Exercise tasks -
#1 In the Edouard Zeckendorf biography, repeat the text between "His wife Elsa" and "Sciences de Liège.", inclusive, swapping "Mathesis" for "the journal Mathesis".
#2 According to the Edouard Zeckendorf biography, in what year did Zeckendorf marry Marie Jeanne Lempereur?
#3 Turn the paragraph of the Edouard Zeckendorf biography that begins "Zeckendorf was born in Liège" into a short bulleted list that keeps its main facts.

Excerpted passage -
= Edouard Zeckendorf =

Edouard Zeckendorf (2 May 1901 - 16 May 1983) was a Belgian doctor, army officer and amateur mathematician. In mathematics, he is best known for his work on Fibonacci numbers and in particular for discovering (in 1939) and proving what is now known as Zeckendorf's theorem: every positive whole number is either a Fibonacci number or can be written as a sum of distinct non-consecutive Fibonacci numbers (and such a representation is unique).

==Early life==
Zeckendorf was born in Liège in 1901, to Henriette van Gelder and Abraham Zeckendorf. His Jewish father was a Dutch dentist. In the years 1912-1919, he was a pupil at the Royal Athenaeum of Liege, where his studies included Latin, Greek, German, English, mathematics, and drawing. In 1925, Zeckendorf graduated as a medical doctor from the University of Liège and joined the Belgian Army medical corps.

==Career==
Zeckendorf's entire career was spent in the army. He married Elsa Schwers in 1929, and by 1931 had added dental surgery to his qualifications.

Following the German invasion of Belgium in May 1940, Zeckendorf was taken prisoner and remained a prisoner of war until 1945. During this period, he provided medical care to other allied POWs.

Zeckendorf retired from the army in 1957 at the rank of colonel.

His wife Elsa had died in 1944, while he was still a POW. In 1959, he married Marie Jeanne Lempereur. She, too, predeceased him, in 1977.

==Mathematics==
Starting after the war, Zeckendorf also published over 30 mathematical papers, for instance:
- "Étude fibonaccienne. Arrangements avec répétition de lettres a et de chaînes limitées de lettres b" (Mathesis.1949),
- "Étude fibonaccienne. De certaines coupes obliques parallèles dans les polytopes arithmétiques à (p−1) dimensions" (Mathesis, 1950),
- "Étude fibonaccienne" (Mathesis, 1951).

Many of his later papers appeared in the Bulletin de la Société Royale des Sciences de Liège.

In 1957, his work was recognised by the Societe Royale des Sciences de Liège when they elected him as an associate member.

Listed records -

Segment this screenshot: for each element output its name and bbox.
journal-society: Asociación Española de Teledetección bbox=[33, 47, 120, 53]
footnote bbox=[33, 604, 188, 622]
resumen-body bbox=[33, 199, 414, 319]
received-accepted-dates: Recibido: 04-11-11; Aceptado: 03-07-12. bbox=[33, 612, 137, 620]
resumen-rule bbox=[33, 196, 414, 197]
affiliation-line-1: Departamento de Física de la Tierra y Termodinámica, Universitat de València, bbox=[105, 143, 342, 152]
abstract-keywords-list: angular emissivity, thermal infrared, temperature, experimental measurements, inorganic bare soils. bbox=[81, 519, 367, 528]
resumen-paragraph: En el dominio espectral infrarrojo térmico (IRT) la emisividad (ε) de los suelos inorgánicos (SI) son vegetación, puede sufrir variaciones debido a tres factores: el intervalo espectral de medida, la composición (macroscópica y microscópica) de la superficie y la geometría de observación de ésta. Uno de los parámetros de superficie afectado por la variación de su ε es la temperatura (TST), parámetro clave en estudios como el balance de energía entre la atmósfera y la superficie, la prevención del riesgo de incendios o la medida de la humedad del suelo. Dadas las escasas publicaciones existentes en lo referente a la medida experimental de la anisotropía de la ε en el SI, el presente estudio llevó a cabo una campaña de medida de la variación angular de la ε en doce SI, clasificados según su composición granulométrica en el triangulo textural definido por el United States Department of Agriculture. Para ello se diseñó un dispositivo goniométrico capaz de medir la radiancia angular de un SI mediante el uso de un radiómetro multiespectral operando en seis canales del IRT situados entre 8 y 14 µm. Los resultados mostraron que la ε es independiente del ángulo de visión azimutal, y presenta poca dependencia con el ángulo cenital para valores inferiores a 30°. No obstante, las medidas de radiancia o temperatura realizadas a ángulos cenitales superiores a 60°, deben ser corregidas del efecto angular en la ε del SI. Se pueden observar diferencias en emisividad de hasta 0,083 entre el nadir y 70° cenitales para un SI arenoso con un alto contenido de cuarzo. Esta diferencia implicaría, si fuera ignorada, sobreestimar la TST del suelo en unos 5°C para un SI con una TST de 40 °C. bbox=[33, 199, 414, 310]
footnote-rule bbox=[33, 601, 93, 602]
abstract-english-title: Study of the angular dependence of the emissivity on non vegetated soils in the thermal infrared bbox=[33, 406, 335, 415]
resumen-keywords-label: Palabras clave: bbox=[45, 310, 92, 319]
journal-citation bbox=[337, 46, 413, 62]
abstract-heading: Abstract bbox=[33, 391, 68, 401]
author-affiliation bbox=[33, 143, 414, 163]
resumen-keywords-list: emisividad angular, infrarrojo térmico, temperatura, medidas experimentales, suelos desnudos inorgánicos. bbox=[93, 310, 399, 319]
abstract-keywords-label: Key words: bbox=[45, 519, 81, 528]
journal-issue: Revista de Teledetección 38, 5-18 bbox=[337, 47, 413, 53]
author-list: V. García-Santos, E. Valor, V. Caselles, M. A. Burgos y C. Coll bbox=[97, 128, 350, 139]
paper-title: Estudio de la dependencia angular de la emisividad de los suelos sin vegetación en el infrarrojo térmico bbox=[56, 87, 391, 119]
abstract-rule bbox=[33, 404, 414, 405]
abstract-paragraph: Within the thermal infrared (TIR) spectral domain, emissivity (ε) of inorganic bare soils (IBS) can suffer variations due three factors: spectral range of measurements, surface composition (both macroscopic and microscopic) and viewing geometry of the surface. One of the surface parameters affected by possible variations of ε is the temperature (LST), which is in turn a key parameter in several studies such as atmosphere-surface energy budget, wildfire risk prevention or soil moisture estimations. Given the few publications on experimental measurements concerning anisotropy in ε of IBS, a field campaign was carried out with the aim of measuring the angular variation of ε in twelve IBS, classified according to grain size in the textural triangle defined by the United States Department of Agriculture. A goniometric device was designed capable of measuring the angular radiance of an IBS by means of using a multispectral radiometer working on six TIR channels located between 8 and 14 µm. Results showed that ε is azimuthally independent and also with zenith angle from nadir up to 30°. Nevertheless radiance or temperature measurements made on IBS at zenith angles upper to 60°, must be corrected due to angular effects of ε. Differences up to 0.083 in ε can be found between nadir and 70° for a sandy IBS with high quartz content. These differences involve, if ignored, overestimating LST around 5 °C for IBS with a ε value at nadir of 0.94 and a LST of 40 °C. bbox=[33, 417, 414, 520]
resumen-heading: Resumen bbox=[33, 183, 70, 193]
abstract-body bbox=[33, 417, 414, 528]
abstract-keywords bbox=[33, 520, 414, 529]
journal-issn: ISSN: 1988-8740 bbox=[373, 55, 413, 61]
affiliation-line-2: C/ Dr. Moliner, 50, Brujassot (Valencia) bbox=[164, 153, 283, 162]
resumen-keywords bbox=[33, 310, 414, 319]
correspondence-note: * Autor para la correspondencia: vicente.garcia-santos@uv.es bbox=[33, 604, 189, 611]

Answers in order -
#1
His wife Elsa had died in 1944, while he was still a POW. In 1959, he married Marie Jeanne Lempereur. She, too, predeceased him, in 1977.

==Mathematics==
Starting after the war, Zeckendorf also published over 30 mathematical papers, for instance:
- "Étude fibonaccienne. Arrangements avec répétition de lettres a et de chaînes limitées de lettres b" (the journal Mathesis.1949),
- "Étude fibonaccienne. De certaines coupes obliques parallèles dans les polytopes arithmétiques à (p−1) dimensions" (the journal Mathesis, 1950),
- "Étude fibonaccienne" (the journal Mathesis, 1951).

Many of his later papers appeared in the Bulletin de la Société Royale des Sciences de Liège.

#2 1959

#3
- Born in Liège in 1901 to Henriette van Gelder and Abraham Zeckendorf, a Jewish Dutch dentist
- Attended the Royal Athenaeum of Liege from 1912 to 1919, studying Latin, Greek, German, English, mathematics and drawing
- Graduated as a medical doctor from the University of Liège in 1925
- Joined the Belgian Army medical corps